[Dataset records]
☆ ☆ ☆

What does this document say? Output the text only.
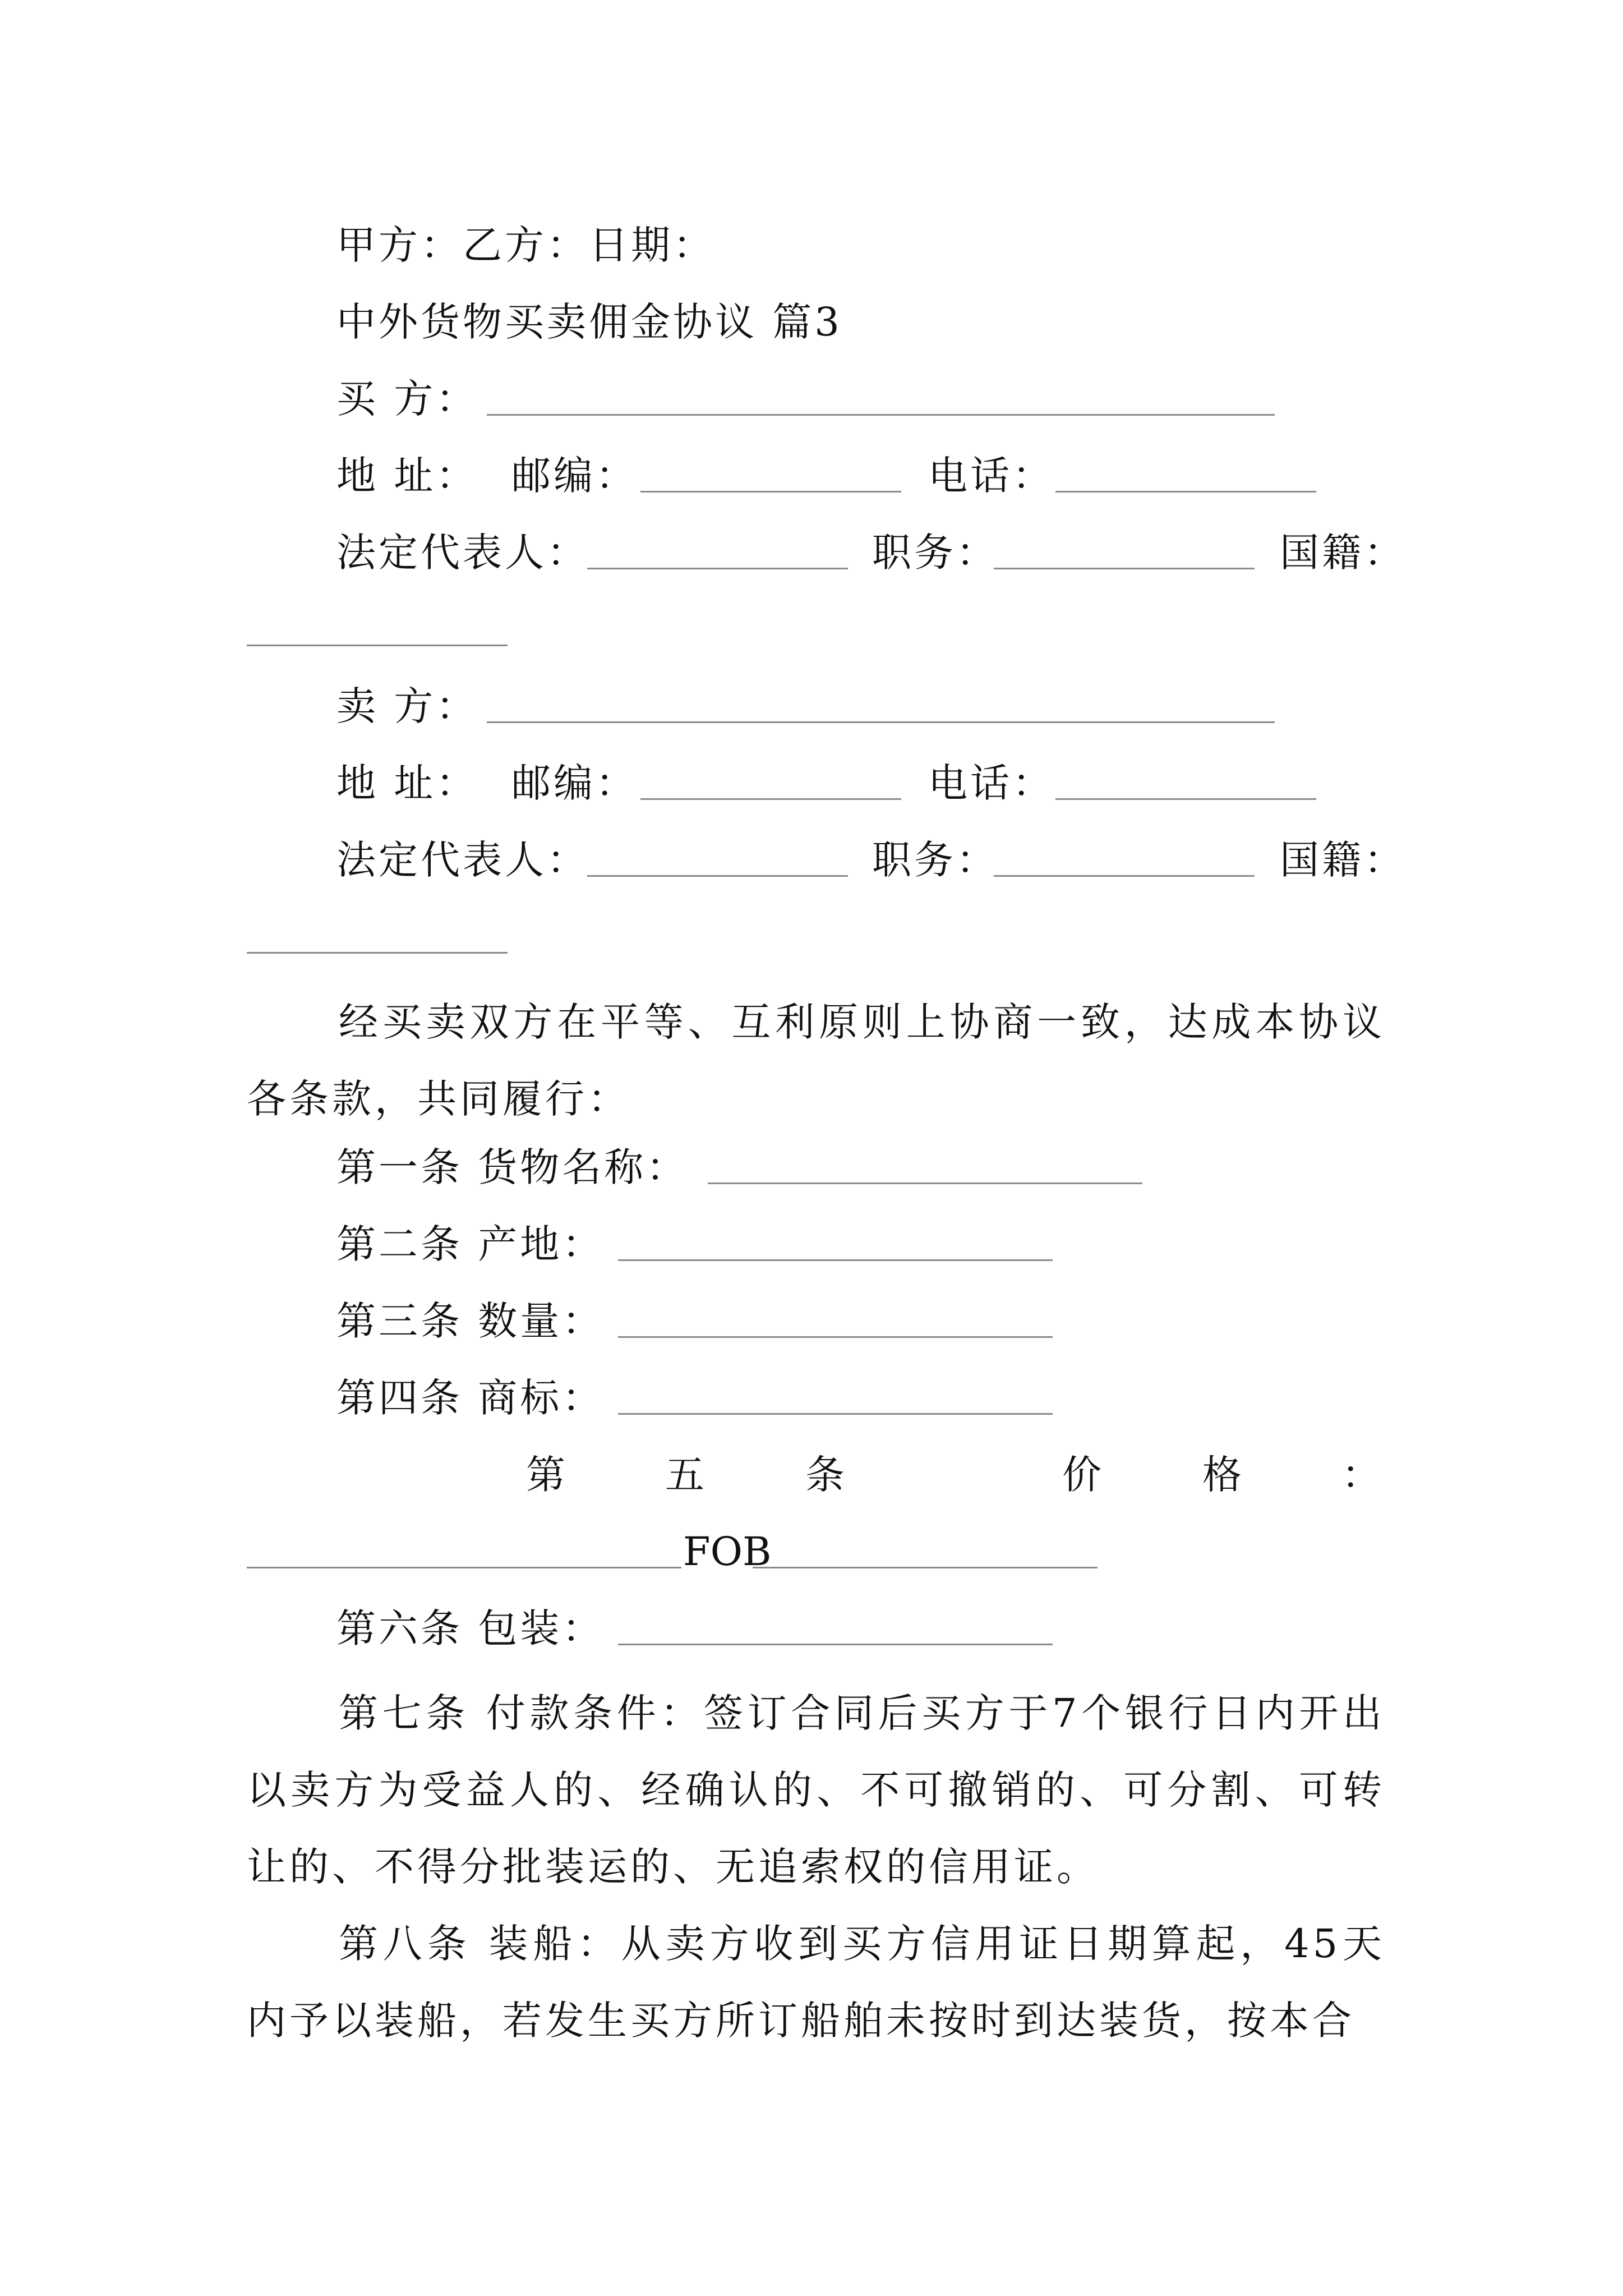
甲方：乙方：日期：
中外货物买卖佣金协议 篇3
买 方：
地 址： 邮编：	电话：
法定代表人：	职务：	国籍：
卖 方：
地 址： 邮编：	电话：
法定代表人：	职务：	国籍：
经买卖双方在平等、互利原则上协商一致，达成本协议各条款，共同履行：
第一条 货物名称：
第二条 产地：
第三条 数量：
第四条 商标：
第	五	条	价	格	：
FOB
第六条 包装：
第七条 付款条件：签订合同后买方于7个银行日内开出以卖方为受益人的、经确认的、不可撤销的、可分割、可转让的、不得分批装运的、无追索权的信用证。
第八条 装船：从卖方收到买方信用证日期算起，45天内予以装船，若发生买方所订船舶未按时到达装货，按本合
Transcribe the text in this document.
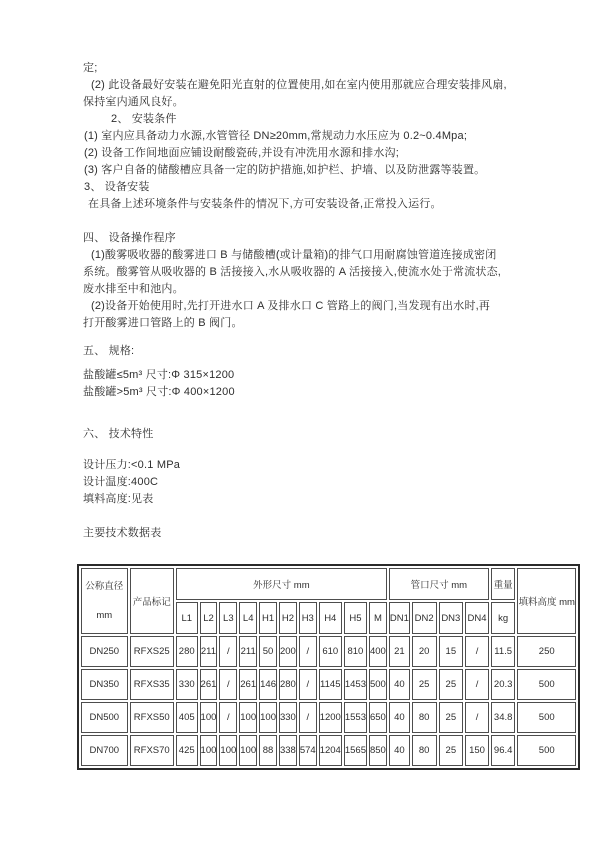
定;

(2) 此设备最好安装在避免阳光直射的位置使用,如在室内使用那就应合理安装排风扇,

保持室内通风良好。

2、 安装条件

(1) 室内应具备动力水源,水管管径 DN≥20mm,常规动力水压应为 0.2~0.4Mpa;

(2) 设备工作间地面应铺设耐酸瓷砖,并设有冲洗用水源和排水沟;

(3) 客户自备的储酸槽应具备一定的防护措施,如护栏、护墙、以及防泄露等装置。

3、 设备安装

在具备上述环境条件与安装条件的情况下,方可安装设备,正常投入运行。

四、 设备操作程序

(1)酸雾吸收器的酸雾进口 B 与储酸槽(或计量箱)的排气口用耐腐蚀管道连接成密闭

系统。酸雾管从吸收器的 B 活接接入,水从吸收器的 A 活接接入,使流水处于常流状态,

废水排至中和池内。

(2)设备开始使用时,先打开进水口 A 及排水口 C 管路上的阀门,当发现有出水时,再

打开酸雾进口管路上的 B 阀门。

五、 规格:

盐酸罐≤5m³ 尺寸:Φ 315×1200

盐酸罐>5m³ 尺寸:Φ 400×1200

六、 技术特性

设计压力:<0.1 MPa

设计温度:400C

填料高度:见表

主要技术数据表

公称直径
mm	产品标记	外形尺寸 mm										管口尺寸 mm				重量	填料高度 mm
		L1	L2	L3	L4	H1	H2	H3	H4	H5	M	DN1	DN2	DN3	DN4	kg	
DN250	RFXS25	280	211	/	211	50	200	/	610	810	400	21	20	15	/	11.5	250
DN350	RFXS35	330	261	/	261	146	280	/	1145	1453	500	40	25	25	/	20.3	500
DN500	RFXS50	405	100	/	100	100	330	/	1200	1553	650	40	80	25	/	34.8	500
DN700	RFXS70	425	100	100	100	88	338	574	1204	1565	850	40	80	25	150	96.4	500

☆ ☆ ☆

→ WHAT TO PRODUCE: Each entry gets copied exactly; the pictures stay out.

→ TASK RESPONSE:
What does this document say? Output the text only.
甲方：乙方：日期：
中外货物买卖佣金协议 篇3
买 方：
地 址： 邮编：	电话：
法定代表人：	职务：	国籍：
卖 方：
地 址： 邮编：	电话：
法定代表人：	职务：	国籍：
经买卖双方在平等、互利原则上协商一致，达成本协议各条款，共同履行：
第一条 货物名称：
第二条 产地：
第三条 数量：
第四条 商标：
第	五	条	价	格	：
FOB
第六条 包装：
第七条 付款条件：签订合同后买方于7个银行日内开出以卖方为受益人的、经确认的、不可撤销的、可分割、可转让的、不得分批装运的、无追索权的信用证。
第八条 装船：从卖方收到买方信用证日期算起，45天内予以装船，若发生买方所订船舶未按时到达装货，按本合
Transcribe the text in this document.
定;

(2) 此设备最好安装在避免阳光直射的位置使用,如在室内使用那就应合理安装排风扇,

保持室内通风良好。

2、 安装条件

(1) 室内应具备动力水源,水管管径 DN≥20mm,常规动力水压应为 0.2~0.4Mpa;

(2) 设备工作间地面应铺设耐酸瓷砖,并设有冲洗用水源和排水沟;

(3) 客户自备的储酸槽应具备一定的防护措施,如护栏、护墙、以及防泄露等装置。

3、 设备安装

在具备上述环境条件与安装条件的情况下,方可安装设备,正常投入运行。

四、 设备操作程序

(1)酸雾吸收器的酸雾进口 B 与储酸槽(或计量箱)的排气口用耐腐蚀管道连接成密闭

系统。酸雾管从吸收器的 B 活接接入,水从吸收器的 A 活接接入,使流水处于常流状态,

废水排至中和池内。

(2)设备开始使用时,先打开进水口 A 及排水口 C 管路上的阀门,当发现有出水时,再

打开酸雾进口管路上的 B 阀门。

五、 规格:

盐酸罐≤5m³ 尺寸:Φ 315×1200

盐酸罐>5m³ 尺寸:Φ 400×1200

六、 技术特性

设计压力:<0.1 MPa

设计温度:400C

填料高度:见表

主要技术数据表

公称直径
mm	产品标记	外形尺寸 mm										管口尺寸 mm				重量	填料高度 mm
		L1	L2	L3	L4	H1	H2	H3	H4	H5	M	DN1	DN2	DN3	DN4	kg	
DN250	RFXS25	280	211	/	211	50	200	/	610	810	400	21	20	15	/	11.5	250
DN350	RFXS35	330	261	/	261	146	280	/	1145	1453	500	40	25	25	/	20.3	500
DN500	RFXS50	405	100	/	100	100	330	/	1200	1553	650	40	80	25	/	34.8	500
DN700	RFXS70	425	100	100	100	88	338	574	1204	1565	850	40	80	25	150	96.4	500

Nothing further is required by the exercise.